# WHAT IS ASKED
Copy everything in the listing below word for word, apart from any images.

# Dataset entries
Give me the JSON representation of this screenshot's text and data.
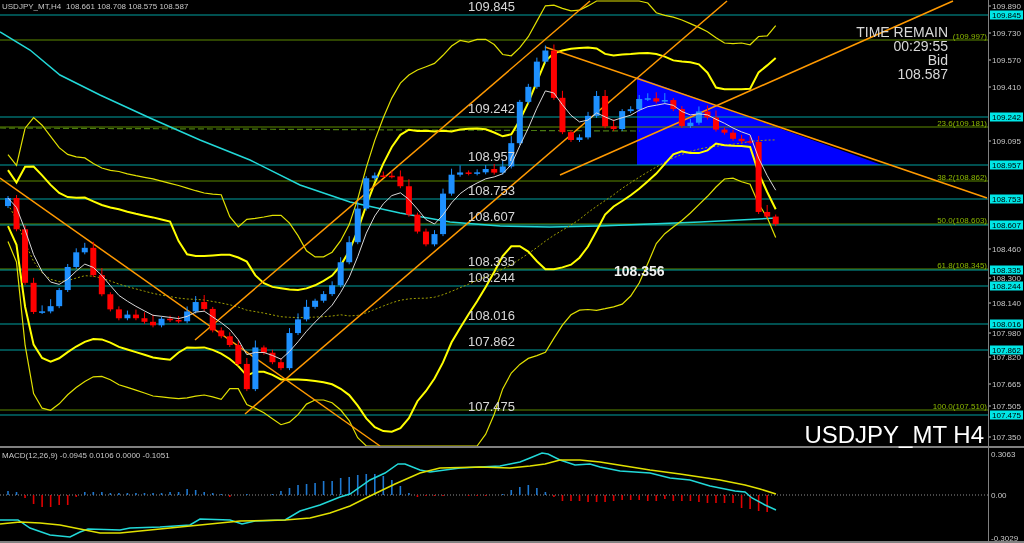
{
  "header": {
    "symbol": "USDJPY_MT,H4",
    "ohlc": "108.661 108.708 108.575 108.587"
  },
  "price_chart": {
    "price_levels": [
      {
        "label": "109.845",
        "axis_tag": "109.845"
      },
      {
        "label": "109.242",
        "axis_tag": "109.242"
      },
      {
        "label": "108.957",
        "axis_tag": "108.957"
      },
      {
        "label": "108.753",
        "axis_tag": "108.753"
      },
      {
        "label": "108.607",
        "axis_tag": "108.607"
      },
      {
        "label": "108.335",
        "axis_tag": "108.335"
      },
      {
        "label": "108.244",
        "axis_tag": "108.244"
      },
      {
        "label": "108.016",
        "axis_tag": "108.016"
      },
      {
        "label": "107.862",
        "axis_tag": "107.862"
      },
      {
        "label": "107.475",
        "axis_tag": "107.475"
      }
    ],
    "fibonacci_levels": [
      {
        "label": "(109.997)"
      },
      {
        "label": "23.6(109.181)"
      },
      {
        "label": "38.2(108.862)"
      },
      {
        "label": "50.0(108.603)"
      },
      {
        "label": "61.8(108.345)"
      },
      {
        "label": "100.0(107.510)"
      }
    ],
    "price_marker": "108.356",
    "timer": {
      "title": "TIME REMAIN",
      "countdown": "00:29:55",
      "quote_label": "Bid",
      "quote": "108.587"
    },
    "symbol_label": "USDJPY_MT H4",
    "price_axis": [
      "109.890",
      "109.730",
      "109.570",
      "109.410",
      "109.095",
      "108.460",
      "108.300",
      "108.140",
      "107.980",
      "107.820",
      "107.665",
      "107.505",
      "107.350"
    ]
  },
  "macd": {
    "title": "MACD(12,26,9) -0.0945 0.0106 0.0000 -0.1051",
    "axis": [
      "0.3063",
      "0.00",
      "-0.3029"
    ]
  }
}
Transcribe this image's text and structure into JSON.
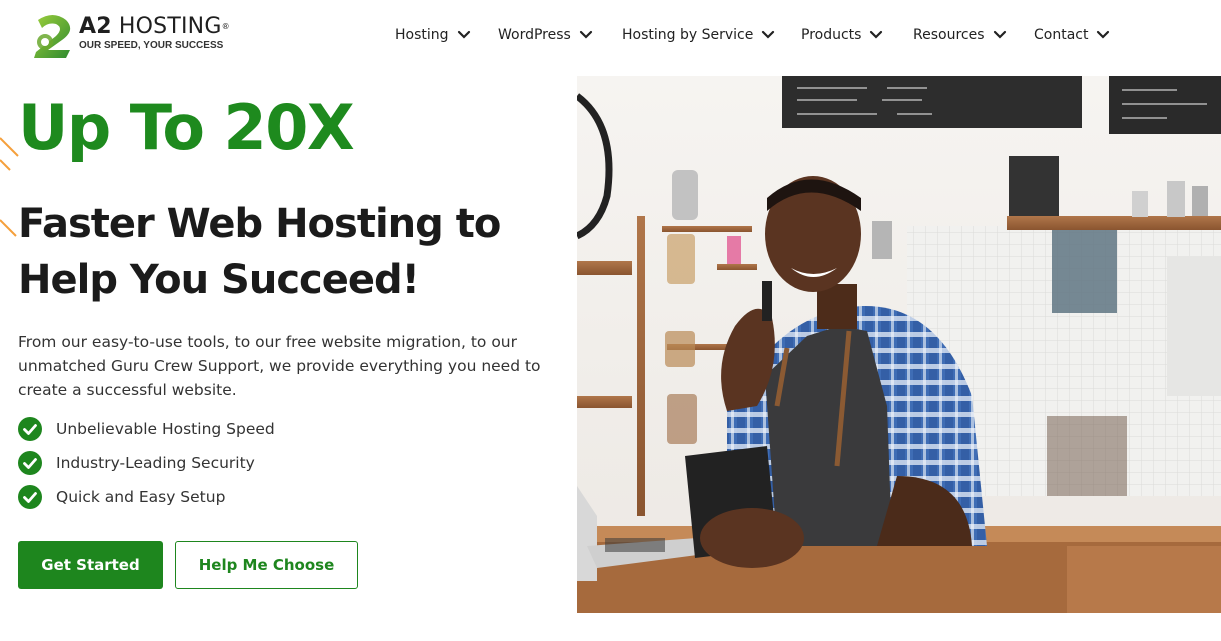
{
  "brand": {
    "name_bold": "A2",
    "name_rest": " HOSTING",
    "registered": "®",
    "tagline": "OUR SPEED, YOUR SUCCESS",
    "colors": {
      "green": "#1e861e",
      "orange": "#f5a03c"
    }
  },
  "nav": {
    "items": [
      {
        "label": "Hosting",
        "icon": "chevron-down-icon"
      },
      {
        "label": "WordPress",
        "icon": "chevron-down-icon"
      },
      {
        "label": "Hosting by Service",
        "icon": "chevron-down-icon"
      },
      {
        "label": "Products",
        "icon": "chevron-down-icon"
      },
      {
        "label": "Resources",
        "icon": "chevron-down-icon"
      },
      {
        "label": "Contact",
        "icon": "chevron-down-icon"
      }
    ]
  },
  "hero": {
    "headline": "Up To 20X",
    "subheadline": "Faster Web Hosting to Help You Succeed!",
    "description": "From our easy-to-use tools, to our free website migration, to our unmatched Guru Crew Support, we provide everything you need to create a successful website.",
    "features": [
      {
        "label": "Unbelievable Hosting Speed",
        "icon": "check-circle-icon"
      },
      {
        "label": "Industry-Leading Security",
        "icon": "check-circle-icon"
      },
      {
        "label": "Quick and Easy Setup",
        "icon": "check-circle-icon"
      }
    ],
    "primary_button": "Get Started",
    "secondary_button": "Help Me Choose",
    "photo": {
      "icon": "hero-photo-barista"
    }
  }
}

# EXERCISE OUTPUT
Give me the JSON representation of this screenshot's text and data.
{
  "header": {
    "symbol": "USDJPY_MT,H4",
    "ohlc": "108.661 108.708 108.575 108.587"
  },
  "price_chart": {
    "price_levels": [
      {
        "label": "109.845",
        "axis_tag": "109.845"
      },
      {
        "label": "109.242",
        "axis_tag": "109.242"
      },
      {
        "label": "108.957",
        "axis_tag": "108.957"
      },
      {
        "label": "108.753",
        "axis_tag": "108.753"
      },
      {
        "label": "108.607",
        "axis_tag": "108.607"
      },
      {
        "label": "108.335",
        "axis_tag": "108.335"
      },
      {
        "label": "108.244",
        "axis_tag": "108.244"
      },
      {
        "label": "108.016",
        "axis_tag": "108.016"
      },
      {
        "label": "107.862",
        "axis_tag": "107.862"
      },
      {
        "label": "107.475",
        "axis_tag": "107.475"
      }
    ],
    "fibonacci_levels": [
      {
        "label": "(109.997)"
      },
      {
        "label": "23.6(109.181)"
      },
      {
        "label": "38.2(108.862)"
      },
      {
        "label": "50.0(108.603)"
      },
      {
        "label": "61.8(108.345)"
      },
      {
        "label": "100.0(107.510)"
      }
    ],
    "price_marker": "108.356",
    "timer": {
      "title": "TIME REMAIN",
      "countdown": "00:29:55",
      "quote_label": "Bid",
      "quote": "108.587"
    },
    "symbol_label": "USDJPY_MT H4",
    "price_axis": [
      "109.890",
      "109.730",
      "109.570",
      "109.410",
      "109.095",
      "108.460",
      "108.300",
      "108.140",
      "107.980",
      "107.820",
      "107.665",
      "107.505",
      "107.350"
    ]
  },
  "macd": {
    "title": "MACD(12,26,9) -0.0945 0.0106 0.0000 -0.1051",
    "axis": [
      "0.3063",
      "0.00",
      "-0.3029"
    ]
  }
}
Transcribe this image's text and structure into JSON.
{
  "brand": {
    "name_bold": "A2",
    "name_rest": " HOSTING",
    "registered": "®",
    "tagline": "OUR SPEED, YOUR SUCCESS",
    "colors": {
      "green": "#1e861e",
      "orange": "#f5a03c"
    }
  },
  "nav": {
    "items": [
      {
        "label": "Hosting",
        "icon": "chevron-down-icon"
      },
      {
        "label": "WordPress",
        "icon": "chevron-down-icon"
      },
      {
        "label": "Hosting by Service",
        "icon": "chevron-down-icon"
      },
      {
        "label": "Products",
        "icon": "chevron-down-icon"
      },
      {
        "label": "Resources",
        "icon": "chevron-down-icon"
      },
      {
        "label": "Contact",
        "icon": "chevron-down-icon"
      }
    ]
  },
  "hero": {
    "headline": "Up To 20X",
    "subheadline": "Faster Web Hosting to Help You Succeed!",
    "description": "From our easy-to-use tools, to our free website migration, to our unmatched Guru Crew Support, we provide everything you need to create a successful website.",
    "features": [
      {
        "label": "Unbelievable Hosting Speed",
        "icon": "check-circle-icon"
      },
      {
        "label": "Industry-Leading Security",
        "icon": "check-circle-icon"
      },
      {
        "label": "Quick and Easy Setup",
        "icon": "check-circle-icon"
      }
    ],
    "primary_button": "Get Started",
    "secondary_button": "Help Me Choose",
    "photo": {
      "icon": "hero-photo-barista"
    }
  }
}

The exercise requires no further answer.